▶ **TASK DESCRIPTION**
Quote each record exactly, please, leaving none out.

▶ **ENTRIES SHOWN**
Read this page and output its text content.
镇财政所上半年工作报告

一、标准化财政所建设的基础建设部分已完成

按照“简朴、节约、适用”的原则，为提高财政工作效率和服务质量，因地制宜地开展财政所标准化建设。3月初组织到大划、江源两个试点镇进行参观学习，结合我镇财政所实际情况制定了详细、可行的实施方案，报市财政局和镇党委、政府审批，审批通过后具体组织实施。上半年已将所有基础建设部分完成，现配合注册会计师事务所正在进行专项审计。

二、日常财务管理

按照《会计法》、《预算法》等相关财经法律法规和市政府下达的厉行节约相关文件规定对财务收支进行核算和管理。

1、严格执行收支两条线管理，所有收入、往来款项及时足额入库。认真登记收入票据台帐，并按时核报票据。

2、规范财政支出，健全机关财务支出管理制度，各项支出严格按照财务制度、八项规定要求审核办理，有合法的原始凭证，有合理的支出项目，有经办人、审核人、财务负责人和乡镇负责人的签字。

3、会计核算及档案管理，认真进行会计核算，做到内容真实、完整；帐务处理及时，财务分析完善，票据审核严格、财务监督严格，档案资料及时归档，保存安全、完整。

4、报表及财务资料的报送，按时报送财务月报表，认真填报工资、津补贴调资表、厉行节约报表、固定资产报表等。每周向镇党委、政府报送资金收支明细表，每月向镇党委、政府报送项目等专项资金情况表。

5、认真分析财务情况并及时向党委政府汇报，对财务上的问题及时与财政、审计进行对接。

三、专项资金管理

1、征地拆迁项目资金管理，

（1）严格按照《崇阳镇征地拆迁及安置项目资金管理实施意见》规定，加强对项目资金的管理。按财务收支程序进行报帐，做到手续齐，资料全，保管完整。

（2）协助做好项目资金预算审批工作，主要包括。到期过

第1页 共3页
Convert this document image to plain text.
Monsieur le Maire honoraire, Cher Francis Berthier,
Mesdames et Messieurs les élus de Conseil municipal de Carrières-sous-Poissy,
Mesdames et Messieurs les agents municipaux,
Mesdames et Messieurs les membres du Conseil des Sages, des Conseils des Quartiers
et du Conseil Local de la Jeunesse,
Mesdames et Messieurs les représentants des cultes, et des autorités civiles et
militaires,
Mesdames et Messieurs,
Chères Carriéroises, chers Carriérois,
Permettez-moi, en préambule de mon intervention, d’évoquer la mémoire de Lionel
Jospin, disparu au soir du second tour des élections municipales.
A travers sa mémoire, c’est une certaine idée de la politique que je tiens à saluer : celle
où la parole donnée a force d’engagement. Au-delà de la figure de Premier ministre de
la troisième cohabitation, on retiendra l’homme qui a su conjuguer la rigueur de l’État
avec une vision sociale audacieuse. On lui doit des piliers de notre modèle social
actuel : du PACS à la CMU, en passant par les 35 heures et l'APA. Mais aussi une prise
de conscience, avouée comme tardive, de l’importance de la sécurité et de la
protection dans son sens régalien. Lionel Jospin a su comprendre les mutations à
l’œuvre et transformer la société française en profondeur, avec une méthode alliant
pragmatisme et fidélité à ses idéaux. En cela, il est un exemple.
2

▶ **THE ANSWER**
Read this page and output its text content.
镇财政所上半年工作报告

一、标准化财政所建设的基础建设部分已完成

按照“简朴、节约、适用”的原则，为提高财政工作效率和服务质量，因地制宜地开展财政所标准化建设。3月初组织到大划、江源两个试点镇进行参观学习，结合我镇财政所实际情况制定了详细、可行的实施方案，报市财政局和镇党委、政府审批，审批通过后具体组织实施。上半年已将所有基础建设部分完成，现配合注册会计师事务所正在进行专项审计。

二、日常财务管理

按照《会计法》、《预算法》等相关财经法律法规和市政府下达的厉行节约相关文件规定对财务收支进行核算和管理。

1、严格执行收支两条线管理，所有收入、往来款项及时足额入库。认真登记收入票据台帐，并按时核报票据。

2、规范财政支出，健全机关财务支出管理制度，各项支出严格按照财务制度、八项规定要求审核办理，有合法的原始凭证，有合理的支出项目，有经办人、审核人、财务负责人和乡镇负责人的签字。

3、会计核算及档案管理，认真进行会计核算，做到内容真实、完整；帐务处理及时，财务分析完善，票据审核严格、财务监督严格，档案资料及时归档，保存安全、完整。

4、报表及财务资料的报送，按时报送财务月报表，认真填报工资、津补贴调资表、厉行节约报表、固定资产报表等。每周向镇党委、政府报送资金收支明细表，每月向镇党委、政府报送项目等专项资金情况表。

5、认真分析财务情况并及时向党委政府汇报，对财务上的问题及时与财政、审计进行对接。

三、专项资金管理

1、征地拆迁项目资金管理，

（1）严格按照《崇阳镇征地拆迁及安置项目资金管理实施意见》规定，加强对项目资金的管理。按财务收支程序进行报帐，做到手续齐，资料全，保管完整。

（2）协助做好项目资金预算审批工作，主要包括。到期过

第1页 共3页
Convert this document image to plain text.
Monsieur le Maire honoraire, Cher Francis Berthier,
Mesdames et Messieurs les élus de Conseil municipal de Carrières-sous-Poissy,
Mesdames et Messieurs les agents municipaux,
Mesdames et Messieurs les membres du Conseil des Sages, des Conseils des Quartiers
et du Conseil Local de la Jeunesse,
Mesdames et Messieurs les représentants des cultes, et des autorités civiles et
militaires,
Mesdames et Messieurs,
Chères Carriéroises, chers Carriérois,
Permettez-moi, en préambule de mon intervention, d’évoquer la mémoire de Lionel
Jospin, disparu au soir du second tour des élections municipales.
A travers sa mémoire, c’est une certaine idée de la politique que je tiens à saluer : celle
où la parole donnée a force d’engagement. Au-delà de la figure de Premier ministre de
la troisième cohabitation, on retiendra l’homme qui a su conjuguer la rigueur de l’État
avec une vision sociale audacieuse. On lui doit des piliers de notre modèle social
actuel : du PACS à la CMU, en passant par les 35 heures et l'APA. Mais aussi une prise
de conscience, avouée comme tardive, de l’importance de la sécurité et de la
protection dans son sens régalien. Lionel Jospin a su comprendre les mutations à
l’œuvre et transformer la société française en profondeur, avec une méthode alliant
pragmatisme et fidélité à ses idéaux. En cela, il est un exemple.
2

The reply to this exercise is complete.